* **Exercise requirements**:
Look through the data and write out every line with the word "miesten" in it.

* **Stored data**:
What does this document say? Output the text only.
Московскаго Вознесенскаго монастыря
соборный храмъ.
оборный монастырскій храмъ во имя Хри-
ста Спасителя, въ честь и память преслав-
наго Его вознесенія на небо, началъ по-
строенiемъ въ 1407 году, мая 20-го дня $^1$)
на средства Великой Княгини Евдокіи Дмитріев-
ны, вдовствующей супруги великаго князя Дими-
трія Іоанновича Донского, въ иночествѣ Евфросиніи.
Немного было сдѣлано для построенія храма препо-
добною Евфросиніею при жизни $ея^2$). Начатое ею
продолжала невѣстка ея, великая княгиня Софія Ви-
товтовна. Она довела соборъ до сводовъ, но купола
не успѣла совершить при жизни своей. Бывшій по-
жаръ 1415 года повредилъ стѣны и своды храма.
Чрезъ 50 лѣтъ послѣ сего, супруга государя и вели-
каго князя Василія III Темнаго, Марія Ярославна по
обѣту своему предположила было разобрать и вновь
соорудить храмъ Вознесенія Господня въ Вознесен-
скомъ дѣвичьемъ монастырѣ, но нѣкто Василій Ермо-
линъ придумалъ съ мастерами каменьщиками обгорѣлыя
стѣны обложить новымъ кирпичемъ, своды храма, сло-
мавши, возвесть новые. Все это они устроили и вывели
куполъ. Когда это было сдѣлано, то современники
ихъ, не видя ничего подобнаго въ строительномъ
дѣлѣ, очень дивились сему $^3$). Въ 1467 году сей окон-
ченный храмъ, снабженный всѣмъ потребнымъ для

--

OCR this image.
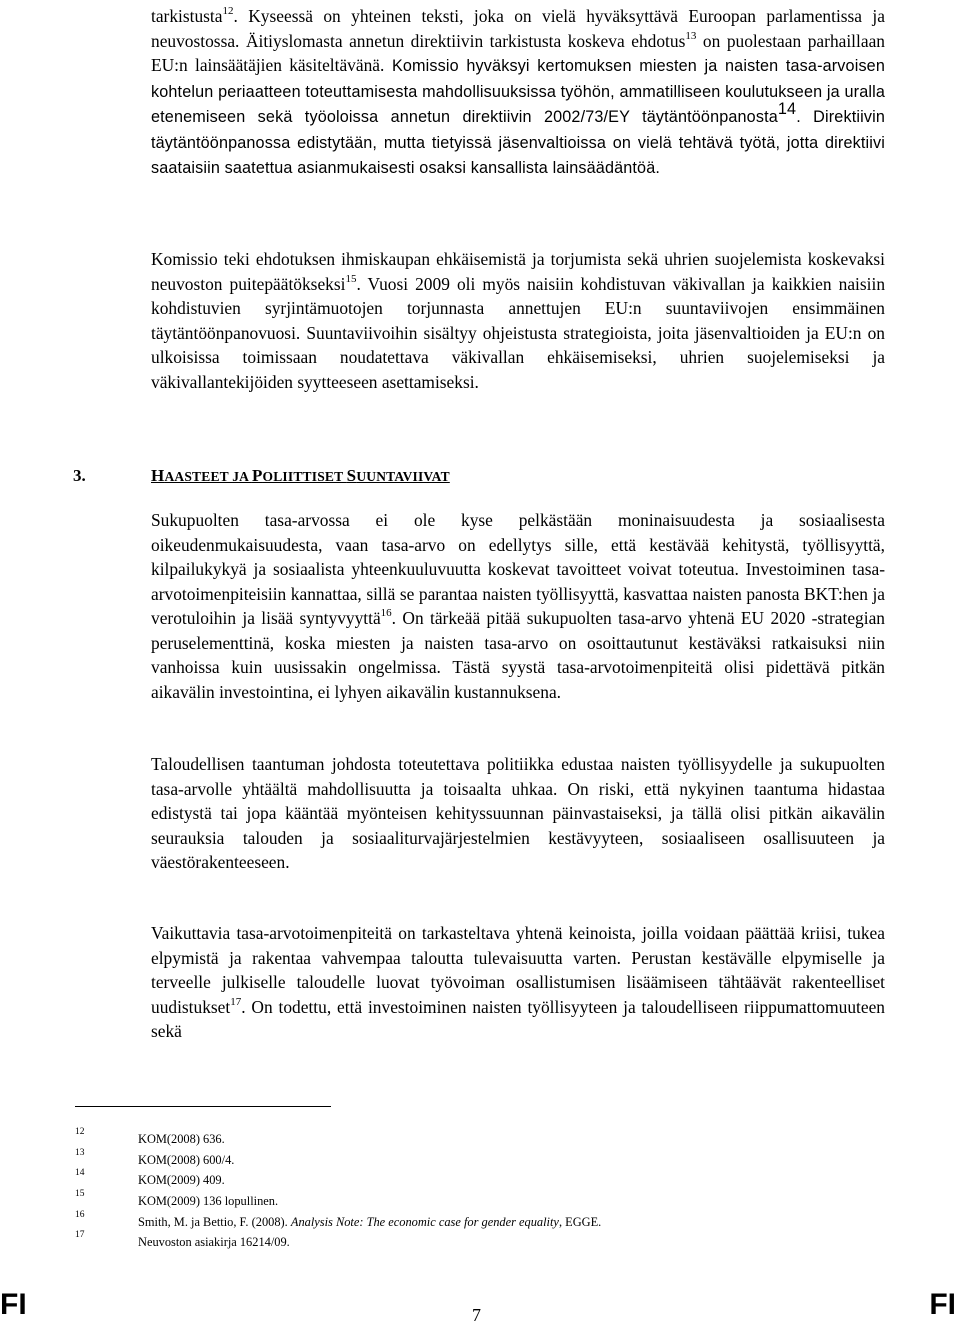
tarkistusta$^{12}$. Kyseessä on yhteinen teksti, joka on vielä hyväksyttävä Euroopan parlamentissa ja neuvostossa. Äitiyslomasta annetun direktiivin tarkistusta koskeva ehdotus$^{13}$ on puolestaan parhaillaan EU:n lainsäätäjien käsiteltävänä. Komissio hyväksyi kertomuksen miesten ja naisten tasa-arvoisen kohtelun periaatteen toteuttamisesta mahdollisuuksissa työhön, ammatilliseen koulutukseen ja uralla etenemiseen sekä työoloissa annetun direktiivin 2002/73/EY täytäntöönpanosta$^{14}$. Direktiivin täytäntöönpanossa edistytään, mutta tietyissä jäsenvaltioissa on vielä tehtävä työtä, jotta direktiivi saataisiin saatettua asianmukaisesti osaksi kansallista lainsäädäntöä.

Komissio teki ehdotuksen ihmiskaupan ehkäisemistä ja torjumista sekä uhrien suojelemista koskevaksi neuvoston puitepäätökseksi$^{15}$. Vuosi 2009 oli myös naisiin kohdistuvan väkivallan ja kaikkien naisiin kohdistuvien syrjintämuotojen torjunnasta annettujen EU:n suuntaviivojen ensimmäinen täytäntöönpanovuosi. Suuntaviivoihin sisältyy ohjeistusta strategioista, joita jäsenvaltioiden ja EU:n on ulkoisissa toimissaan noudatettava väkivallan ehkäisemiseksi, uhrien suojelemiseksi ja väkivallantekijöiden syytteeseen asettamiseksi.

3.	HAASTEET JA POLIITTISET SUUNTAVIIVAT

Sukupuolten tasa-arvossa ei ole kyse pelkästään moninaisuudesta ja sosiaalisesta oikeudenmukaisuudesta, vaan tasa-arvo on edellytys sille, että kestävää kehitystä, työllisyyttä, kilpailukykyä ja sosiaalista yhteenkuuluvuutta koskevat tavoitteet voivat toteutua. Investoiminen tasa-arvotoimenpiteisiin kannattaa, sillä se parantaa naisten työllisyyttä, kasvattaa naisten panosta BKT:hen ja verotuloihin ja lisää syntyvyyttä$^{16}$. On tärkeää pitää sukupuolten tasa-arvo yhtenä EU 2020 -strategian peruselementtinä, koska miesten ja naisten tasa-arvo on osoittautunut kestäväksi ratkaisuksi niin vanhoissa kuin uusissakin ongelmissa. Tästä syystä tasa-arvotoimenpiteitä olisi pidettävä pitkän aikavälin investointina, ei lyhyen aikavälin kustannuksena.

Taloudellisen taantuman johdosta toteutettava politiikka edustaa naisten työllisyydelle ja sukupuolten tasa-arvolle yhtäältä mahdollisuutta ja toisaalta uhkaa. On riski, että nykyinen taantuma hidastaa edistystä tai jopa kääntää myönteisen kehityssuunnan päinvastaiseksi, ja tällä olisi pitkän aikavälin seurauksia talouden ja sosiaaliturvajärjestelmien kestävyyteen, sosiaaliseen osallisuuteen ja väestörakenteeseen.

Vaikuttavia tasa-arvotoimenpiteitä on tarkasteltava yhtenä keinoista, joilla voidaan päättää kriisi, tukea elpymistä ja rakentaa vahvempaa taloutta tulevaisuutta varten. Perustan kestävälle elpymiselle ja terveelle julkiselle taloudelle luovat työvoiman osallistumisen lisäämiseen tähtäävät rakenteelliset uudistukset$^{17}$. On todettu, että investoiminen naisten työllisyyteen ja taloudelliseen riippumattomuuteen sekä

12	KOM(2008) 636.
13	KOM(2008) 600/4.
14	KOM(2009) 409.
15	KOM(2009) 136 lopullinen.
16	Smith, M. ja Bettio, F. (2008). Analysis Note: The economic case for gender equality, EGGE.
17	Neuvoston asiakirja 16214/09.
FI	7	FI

* **Task response**:
tarkistusta$^{12}$. Kyseessä on yhteinen teksti, joka on vielä hyväksyttävä Euroopan parlamentissa ja neuvostossa. Äitiyslomasta annetun direktiivin tarkistusta koskeva ehdotus$^{13}$ on puolestaan parhaillaan EU:n lainsäätäjien käsiteltävänä. Komissio hyväksyi kertomuksen miesten ja naisten tasa-arvoisen kohtelun periaatteen toteuttamisesta mahdollisuuksissa työhön, ammatilliseen koulutukseen ja uralla etenemiseen sekä työoloissa annetun direktiivin 2002/73/EY täytäntöönpanosta$^{14}$. Direktiivin täytäntöönpanossa edistytään, mutta tietyissä jäsenvaltioissa on vielä tehtävä työtä, jotta direktiivi saataisiin saatettua asianmukaisesti osaksi kansallista lainsäädäntöä.
Sukupuolten tasa-arvossa ei ole kyse pelkästään moninaisuudesta ja sosiaalisesta oikeudenmukaisuudesta, vaan tasa-arvo on edellytys sille, että kestävää kehitystä, työllisyyttä, kilpailukykyä ja sosiaalista yhteenkuuluvuutta koskevat tavoitteet voivat toteutua. Investoiminen tasa-arvotoimenpiteisiin kannattaa, sillä se parantaa naisten työllisyyttä, kasvattaa naisten panosta BKT:hen ja verotuloihin ja lisää syntyvyyttä$^{16}$. On tärkeää pitää sukupuolten tasa-arvo yhtenä EU 2020 -strategian peruselementtinä, koska miesten ja naisten tasa-arvo on osoittautunut kestäväksi ratkaisuksi niin vanhoissa kuin uusissakin ongelmissa. Tästä syystä tasa-arvotoimenpiteitä olisi pidettävä pitkän aikavälin investointina, ei lyhyen aikavälin kustannuksena.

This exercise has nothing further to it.